**EXERCISE AIM:**
Copy out every line in which the string "contour" occurs.

**RECORDS FOR THIS EXERCISE:**
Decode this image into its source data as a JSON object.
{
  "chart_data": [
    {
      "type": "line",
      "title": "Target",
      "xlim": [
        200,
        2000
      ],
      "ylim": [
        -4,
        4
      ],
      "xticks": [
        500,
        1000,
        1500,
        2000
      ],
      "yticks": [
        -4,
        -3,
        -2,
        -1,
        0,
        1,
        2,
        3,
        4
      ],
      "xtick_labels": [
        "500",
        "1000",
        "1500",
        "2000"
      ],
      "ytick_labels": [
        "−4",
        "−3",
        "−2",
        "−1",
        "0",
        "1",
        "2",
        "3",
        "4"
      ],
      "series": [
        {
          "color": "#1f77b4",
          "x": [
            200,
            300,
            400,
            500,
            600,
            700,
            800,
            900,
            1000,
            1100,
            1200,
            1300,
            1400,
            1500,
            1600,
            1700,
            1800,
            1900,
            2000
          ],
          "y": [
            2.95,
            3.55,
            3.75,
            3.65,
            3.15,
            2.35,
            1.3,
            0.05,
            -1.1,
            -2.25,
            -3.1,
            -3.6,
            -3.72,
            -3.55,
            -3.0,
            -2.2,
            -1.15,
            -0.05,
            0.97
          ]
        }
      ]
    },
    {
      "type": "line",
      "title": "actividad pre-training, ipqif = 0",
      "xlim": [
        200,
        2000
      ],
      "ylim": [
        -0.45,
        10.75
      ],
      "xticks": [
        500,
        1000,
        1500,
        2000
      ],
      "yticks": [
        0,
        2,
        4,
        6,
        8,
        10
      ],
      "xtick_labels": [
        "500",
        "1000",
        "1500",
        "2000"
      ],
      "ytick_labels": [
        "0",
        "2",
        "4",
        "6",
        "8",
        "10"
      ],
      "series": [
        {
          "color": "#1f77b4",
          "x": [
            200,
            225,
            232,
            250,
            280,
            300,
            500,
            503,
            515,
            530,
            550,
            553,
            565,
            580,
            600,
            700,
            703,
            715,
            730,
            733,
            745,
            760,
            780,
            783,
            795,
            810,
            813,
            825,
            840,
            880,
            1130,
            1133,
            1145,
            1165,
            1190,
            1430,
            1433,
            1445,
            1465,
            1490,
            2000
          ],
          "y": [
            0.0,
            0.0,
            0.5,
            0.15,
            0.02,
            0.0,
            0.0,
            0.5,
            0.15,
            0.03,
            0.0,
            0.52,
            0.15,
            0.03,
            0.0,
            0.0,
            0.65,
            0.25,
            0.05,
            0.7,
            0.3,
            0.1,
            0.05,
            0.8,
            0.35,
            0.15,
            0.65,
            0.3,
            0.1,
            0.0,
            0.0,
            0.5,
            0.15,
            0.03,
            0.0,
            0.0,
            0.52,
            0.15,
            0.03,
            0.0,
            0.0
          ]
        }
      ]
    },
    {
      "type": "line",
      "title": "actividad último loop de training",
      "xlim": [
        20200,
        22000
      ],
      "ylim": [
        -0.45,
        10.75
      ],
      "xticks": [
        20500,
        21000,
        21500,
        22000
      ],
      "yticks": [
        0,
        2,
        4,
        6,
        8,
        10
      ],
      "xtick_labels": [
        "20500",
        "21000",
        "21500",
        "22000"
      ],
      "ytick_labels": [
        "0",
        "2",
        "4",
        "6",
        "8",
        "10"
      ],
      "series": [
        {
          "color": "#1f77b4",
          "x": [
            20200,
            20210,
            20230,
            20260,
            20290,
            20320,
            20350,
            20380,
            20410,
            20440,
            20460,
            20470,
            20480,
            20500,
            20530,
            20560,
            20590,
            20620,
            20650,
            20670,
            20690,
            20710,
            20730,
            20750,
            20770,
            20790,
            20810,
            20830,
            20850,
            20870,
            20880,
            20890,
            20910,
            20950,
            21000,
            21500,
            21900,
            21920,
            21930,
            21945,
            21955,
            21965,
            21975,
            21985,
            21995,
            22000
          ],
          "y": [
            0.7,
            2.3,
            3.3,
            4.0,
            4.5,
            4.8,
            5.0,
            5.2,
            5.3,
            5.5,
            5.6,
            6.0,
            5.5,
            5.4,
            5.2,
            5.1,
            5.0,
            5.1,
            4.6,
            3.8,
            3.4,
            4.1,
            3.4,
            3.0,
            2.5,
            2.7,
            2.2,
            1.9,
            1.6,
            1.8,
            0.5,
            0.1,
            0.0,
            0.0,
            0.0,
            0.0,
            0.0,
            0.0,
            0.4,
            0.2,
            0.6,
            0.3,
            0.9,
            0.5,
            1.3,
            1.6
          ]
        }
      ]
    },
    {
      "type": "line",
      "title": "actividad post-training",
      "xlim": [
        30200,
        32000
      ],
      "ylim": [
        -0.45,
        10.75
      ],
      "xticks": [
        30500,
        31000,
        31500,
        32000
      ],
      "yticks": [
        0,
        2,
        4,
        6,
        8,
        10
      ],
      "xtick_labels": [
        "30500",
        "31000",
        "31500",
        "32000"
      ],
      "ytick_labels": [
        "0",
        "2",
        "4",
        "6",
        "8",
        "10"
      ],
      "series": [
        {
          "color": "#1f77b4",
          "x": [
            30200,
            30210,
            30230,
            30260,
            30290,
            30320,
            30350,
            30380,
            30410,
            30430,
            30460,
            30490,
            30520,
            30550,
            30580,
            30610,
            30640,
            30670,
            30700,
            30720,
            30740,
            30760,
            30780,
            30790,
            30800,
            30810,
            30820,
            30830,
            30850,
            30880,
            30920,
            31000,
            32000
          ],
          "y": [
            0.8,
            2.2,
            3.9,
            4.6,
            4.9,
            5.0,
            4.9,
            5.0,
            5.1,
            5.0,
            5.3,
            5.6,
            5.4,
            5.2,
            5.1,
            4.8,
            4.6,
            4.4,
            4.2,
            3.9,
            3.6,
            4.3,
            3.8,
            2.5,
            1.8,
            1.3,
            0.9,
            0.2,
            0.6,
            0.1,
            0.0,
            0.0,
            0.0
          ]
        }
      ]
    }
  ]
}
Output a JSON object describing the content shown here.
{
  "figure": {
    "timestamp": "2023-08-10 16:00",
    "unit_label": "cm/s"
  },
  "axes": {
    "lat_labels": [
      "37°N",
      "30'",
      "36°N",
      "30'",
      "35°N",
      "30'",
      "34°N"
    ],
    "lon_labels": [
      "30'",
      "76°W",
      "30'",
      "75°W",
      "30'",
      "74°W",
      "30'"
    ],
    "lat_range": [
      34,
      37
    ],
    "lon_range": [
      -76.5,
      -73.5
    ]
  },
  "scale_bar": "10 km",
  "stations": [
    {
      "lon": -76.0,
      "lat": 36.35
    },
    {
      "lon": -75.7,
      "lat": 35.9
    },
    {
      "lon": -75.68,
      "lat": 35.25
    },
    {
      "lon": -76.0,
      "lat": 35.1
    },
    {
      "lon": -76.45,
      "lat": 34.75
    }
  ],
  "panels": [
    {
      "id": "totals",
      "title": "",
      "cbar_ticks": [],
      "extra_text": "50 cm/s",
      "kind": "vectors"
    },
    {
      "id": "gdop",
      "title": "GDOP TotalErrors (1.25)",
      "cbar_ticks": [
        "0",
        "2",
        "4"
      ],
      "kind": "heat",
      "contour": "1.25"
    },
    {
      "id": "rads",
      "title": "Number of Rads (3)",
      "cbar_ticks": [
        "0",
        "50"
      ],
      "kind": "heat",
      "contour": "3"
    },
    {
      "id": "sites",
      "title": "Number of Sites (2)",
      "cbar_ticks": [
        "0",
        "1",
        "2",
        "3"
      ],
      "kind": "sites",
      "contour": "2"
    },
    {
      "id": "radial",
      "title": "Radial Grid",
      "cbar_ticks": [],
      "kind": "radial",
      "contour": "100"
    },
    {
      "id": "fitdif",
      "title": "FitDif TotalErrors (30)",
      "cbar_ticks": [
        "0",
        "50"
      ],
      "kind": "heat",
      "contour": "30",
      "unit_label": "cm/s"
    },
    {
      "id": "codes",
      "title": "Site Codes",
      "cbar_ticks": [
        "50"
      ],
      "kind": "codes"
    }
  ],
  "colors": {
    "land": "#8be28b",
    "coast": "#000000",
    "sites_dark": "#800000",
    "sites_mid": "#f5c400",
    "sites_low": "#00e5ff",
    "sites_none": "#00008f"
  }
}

**ANSWER TO THE PROBLEM:**
      "contour": "1.25"
      "contour": "3"
      "contour": "2"
      "contour": "100"
      "contour": "30",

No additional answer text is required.